= STATED EXERCISE =
Set down each record below precisely, skipping the pictures.

= PROVIDED DATA =

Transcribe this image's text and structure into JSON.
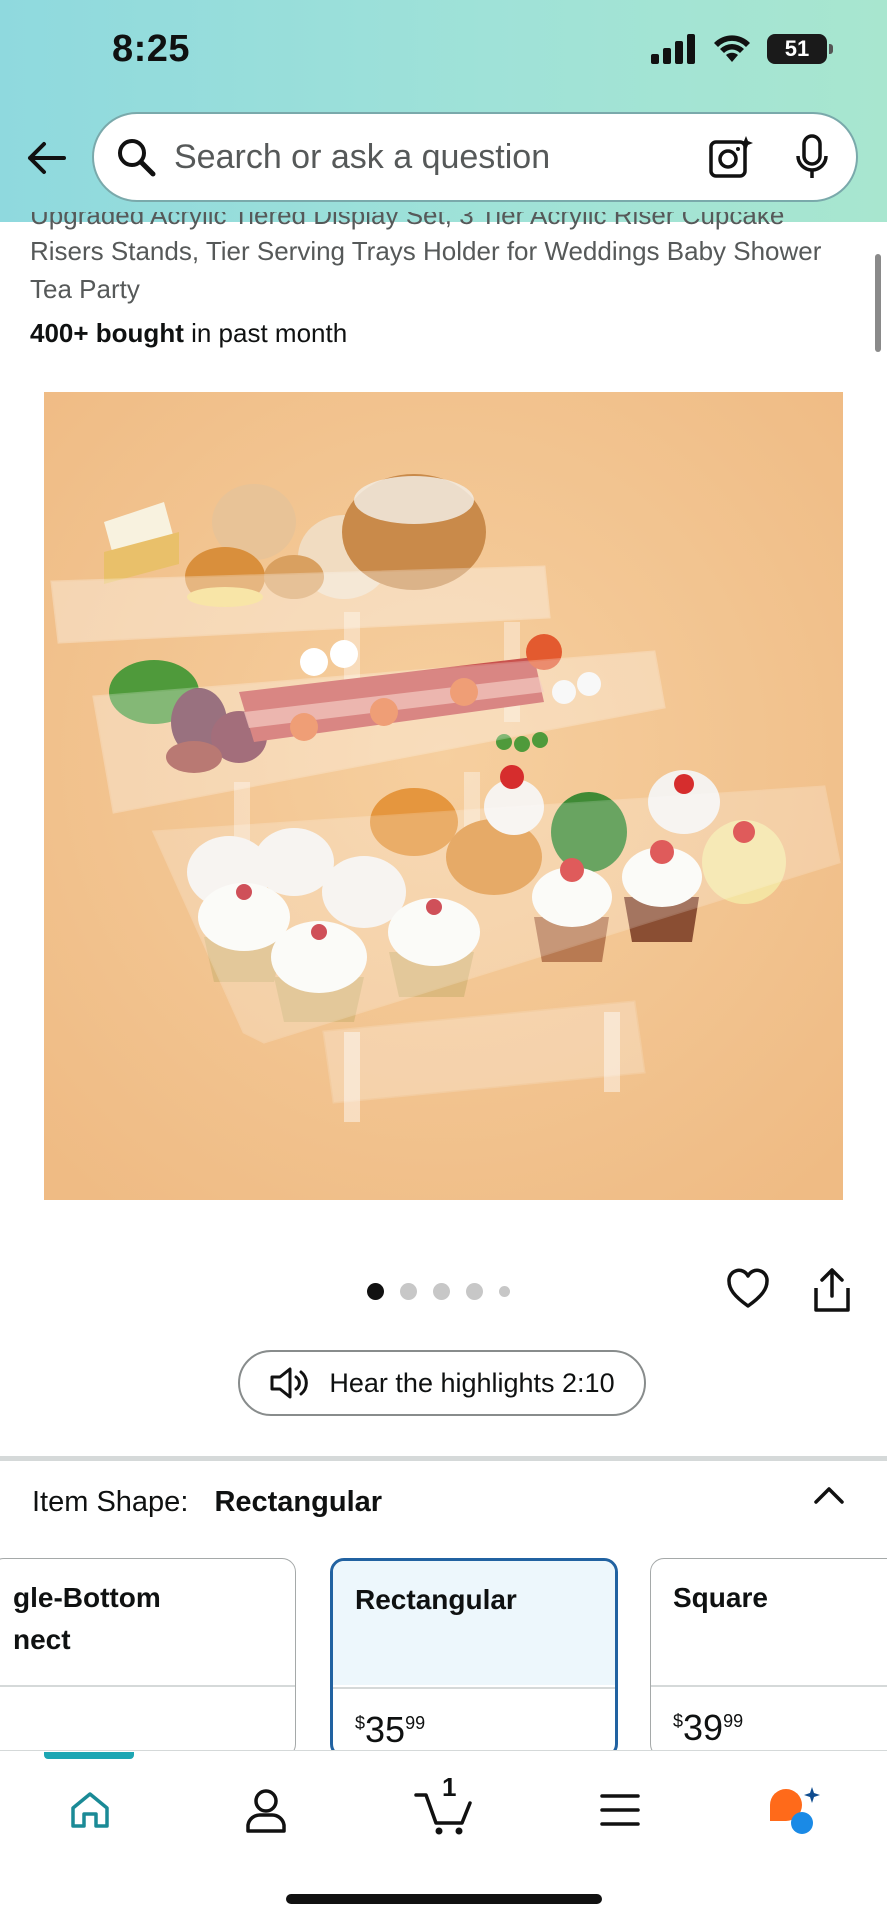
{
  "status_bar": {
    "time": "8:25",
    "battery": "51"
  },
  "search": {
    "placeholder": "Search or ask a question"
  },
  "product": {
    "title_cut": "Upgraded Acrylic Tiered Display Set, 3 Tier Acrylic Riser Cupcake",
    "title_line1": "Risers Stands, Tier Serving Trays Holder for Weddings Baby Shower",
    "title_line2": "Tea Party",
    "bought_bold": "400+ bought",
    "bought_rest": " in past month"
  },
  "image_carousel": {
    "total": 5,
    "active_index": 0
  },
  "hear_button": {
    "label": "Hear the highlights 2:10"
  },
  "item_shape": {
    "label": "Item Shape:",
    "value": "Rectangular"
  },
  "options": [
    {
      "title_line1": "gle-Bottom",
      "title_line2": "nect",
      "price_whole": "",
      "price_frac": ""
    },
    {
      "title_line1": "Rectangular",
      "title_line2": "",
      "price_whole": "35",
      "price_frac": "99",
      "currency": "$"
    },
    {
      "title_line1": "Square",
      "title_line2": "",
      "price_whole": "39",
      "price_frac": "99",
      "currency": "$"
    }
  ],
  "bottom_nav": {
    "cart_count": "1",
    "active": "home"
  },
  "colors": {
    "accent": "#2162a1",
    "teal": "#1da6b3",
    "image_bg": "#f3c596"
  }
}
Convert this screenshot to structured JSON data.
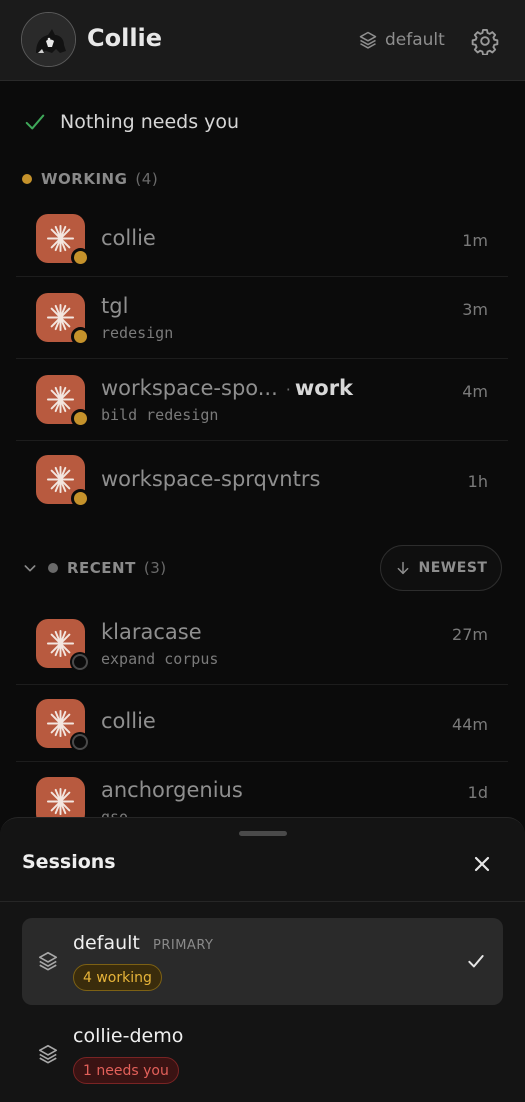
{
  "header": {
    "title": "Collie",
    "environment_label": "default",
    "colors": {
      "bg": "#1b1b1b"
    }
  },
  "status": {
    "text": "Nothing needs you",
    "color": "#3fa85a"
  },
  "working": {
    "label": "WORKING",
    "count": "(4)",
    "color": "#c5922b",
    "items": [
      {
        "title": "collie",
        "subtitle": "",
        "tag": "",
        "time": "1m"
      },
      {
        "title": "tgl",
        "subtitle": "redesign",
        "tag": "",
        "time": "3m"
      },
      {
        "title": "workspace-spo...",
        "subtitle": "bild redesign",
        "tag": "work",
        "time": "4m"
      },
      {
        "title": "workspace-sprqvntrs",
        "subtitle": "",
        "tag": "",
        "time": "1h"
      }
    ]
  },
  "recent": {
    "label": "RECENT",
    "count": "(3)",
    "sort_label": "NEWEST",
    "items": [
      {
        "title": "klaracase",
        "subtitle": "expand corpus",
        "time": "27m"
      },
      {
        "title": "collie",
        "subtitle": "",
        "time": "44m"
      },
      {
        "title": "anchorgenius",
        "subtitle": "gso",
        "time": "1d"
      }
    ]
  },
  "sheet": {
    "title": "Sessions",
    "sessions": [
      {
        "name": "default",
        "role": "PRIMARY",
        "status": "4 working",
        "status_kind": "warn",
        "selected": true
      },
      {
        "name": "collie-demo",
        "role": "",
        "status": "1 needs you",
        "status_kind": "alert",
        "selected": false
      }
    ]
  },
  "icons": {
    "avatar": "dog-avatar-icon",
    "environment": "layers-icon",
    "settings": "gear-icon",
    "status": "check-icon",
    "app": "sparkle-icon",
    "sort": "arrow-down-icon",
    "collapse": "chevron-down-icon",
    "close": "close-icon",
    "selected": "check-icon"
  },
  "colors": {
    "accent_app": "#b85a3f",
    "working": "#c5922b",
    "alert": "#e2605a",
    "ok": "#3fa85a"
  }
}
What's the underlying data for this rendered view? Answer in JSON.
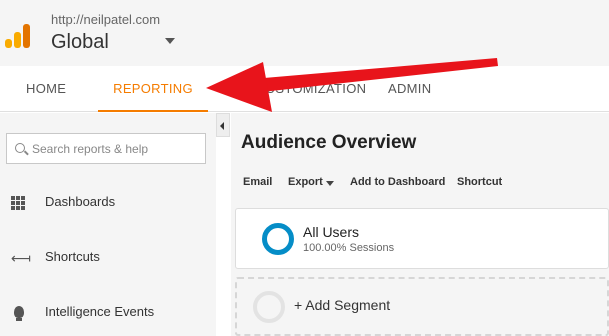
{
  "header": {
    "account_url": "http://neilpatel.com",
    "account_name": "Global"
  },
  "nav": {
    "tabs": [
      {
        "label": "HOME",
        "active": false
      },
      {
        "label": "REPORTING",
        "active": true
      },
      {
        "label": "CUSTOMIZATION",
        "active": false
      },
      {
        "label": "ADMIN",
        "active": false
      }
    ]
  },
  "sidebar": {
    "search_placeholder": "Search reports & help",
    "items": [
      {
        "label": "Dashboards",
        "icon": "grid-icon"
      },
      {
        "label": "Shortcuts",
        "icon": "shortcut-arrow-icon"
      },
      {
        "label": "Intelligence Events",
        "icon": "lightbulb-icon"
      }
    ]
  },
  "main": {
    "title": "Audience Overview",
    "toolbar": {
      "email": "Email",
      "export": "Export",
      "add_to_dashboard": "Add to Dashboard",
      "shortcut": "Shortcut"
    },
    "segment": {
      "name": "All Users",
      "sub": "100.00% Sessions"
    },
    "add_segment": "+ Add Segment"
  },
  "colors": {
    "accent": "#f57c00",
    "segment_ring": "#058dc7",
    "arrow": "#e8141b"
  }
}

= CORRECT RESULT =
Transcribe this image's text and structure into JSON.
{
  "status_bar": {
    "time": "8:25",
    "battery": "51"
  },
  "search": {
    "placeholder": "Search or ask a question"
  },
  "product": {
    "title_cut": "Upgraded Acrylic Tiered Display Set, 3 Tier Acrylic Riser Cupcake",
    "title_line1": "Risers Stands, Tier Serving Trays Holder for Weddings Baby Shower",
    "title_line2": "Tea Party",
    "bought_bold": "400+ bought",
    "bought_rest": " in past month"
  },
  "image_carousel": {
    "total": 5,
    "active_index": 0
  },
  "hear_button": {
    "label": "Hear the highlights 2:10"
  },
  "item_shape": {
    "label": "Item Shape:",
    "value": "Rectangular"
  },
  "options": [
    {
      "title_line1": "gle-Bottom",
      "title_line2": "nect",
      "price_whole": "",
      "price_frac": ""
    },
    {
      "title_line1": "Rectangular",
      "title_line2": "",
      "price_whole": "35",
      "price_frac": "99",
      "currency": "$"
    },
    {
      "title_line1": "Square",
      "title_line2": "",
      "price_whole": "39",
      "price_frac": "99",
      "currency": "$"
    }
  ],
  "bottom_nav": {
    "cart_count": "1",
    "active": "home"
  },
  "colors": {
    "accent": "#2162a1",
    "teal": "#1da6b3",
    "image_bg": "#f3c596"
  }
}
Convert this screenshot to structured JSON data.
{
  "header": {
    "title": "Collie",
    "environment_label": "default",
    "colors": {
      "bg": "#1b1b1b"
    }
  },
  "status": {
    "text": "Nothing needs you",
    "color": "#3fa85a"
  },
  "working": {
    "label": "WORKING",
    "count": "(4)",
    "color": "#c5922b",
    "items": [
      {
        "title": "collie",
        "subtitle": "",
        "tag": "",
        "time": "1m"
      },
      {
        "title": "tgl",
        "subtitle": "redesign",
        "tag": "",
        "time": "3m"
      },
      {
        "title": "workspace-spo...",
        "subtitle": "bild redesign",
        "tag": "work",
        "time": "4m"
      },
      {
        "title": "workspace-sprqvntrs",
        "subtitle": "",
        "tag": "",
        "time": "1h"
      }
    ]
  },
  "recent": {
    "label": "RECENT",
    "count": "(3)",
    "sort_label": "NEWEST",
    "items": [
      {
        "title": "klaracase",
        "subtitle": "expand corpus",
        "time": "27m"
      },
      {
        "title": "collie",
        "subtitle": "",
        "time": "44m"
      },
      {
        "title": "anchorgenius",
        "subtitle": "gso",
        "time": "1d"
      }
    ]
  },
  "sheet": {
    "title": "Sessions",
    "sessions": [
      {
        "name": "default",
        "role": "PRIMARY",
        "status": "4 working",
        "status_kind": "warn",
        "selected": true
      },
      {
        "name": "collie-demo",
        "role": "",
        "status": "1 needs you",
        "status_kind": "alert",
        "selected": false
      }
    ]
  },
  "icons": {
    "avatar": "dog-avatar-icon",
    "environment": "layers-icon",
    "settings": "gear-icon",
    "status": "check-icon",
    "app": "sparkle-icon",
    "sort": "arrow-down-icon",
    "collapse": "chevron-down-icon",
    "close": "close-icon",
    "selected": "check-icon"
  },
  "colors": {
    "accent_app": "#b85a3f",
    "working": "#c5922b",
    "alert": "#e2605a",
    "ok": "#3fa85a"
  }
}
What's the underlying data for this rendered view? Answer in JSON.
{
  "header": {
    "account_url": "http://neilpatel.com",
    "account_name": "Global"
  },
  "nav": {
    "tabs": [
      {
        "label": "HOME",
        "active": false
      },
      {
        "label": "REPORTING",
        "active": true
      },
      {
        "label": "CUSTOMIZATION",
        "active": false
      },
      {
        "label": "ADMIN",
        "active": false
      }
    ]
  },
  "sidebar": {
    "search_placeholder": "Search reports & help",
    "items": [
      {
        "label": "Dashboards",
        "icon": "grid-icon"
      },
      {
        "label": "Shortcuts",
        "icon": "shortcut-arrow-icon"
      },
      {
        "label": "Intelligence Events",
        "icon": "lightbulb-icon"
      }
    ]
  },
  "main": {
    "title": "Audience Overview",
    "toolbar": {
      "email": "Email",
      "export": "Export",
      "add_to_dashboard": "Add to Dashboard",
      "shortcut": "Shortcut"
    },
    "segment": {
      "name": "All Users",
      "sub": "100.00% Sessions"
    },
    "add_segment": "+ Add Segment"
  },
  "colors": {
    "accent": "#f57c00",
    "segment_ring": "#058dc7",
    "arrow": "#e8141b"
  }
}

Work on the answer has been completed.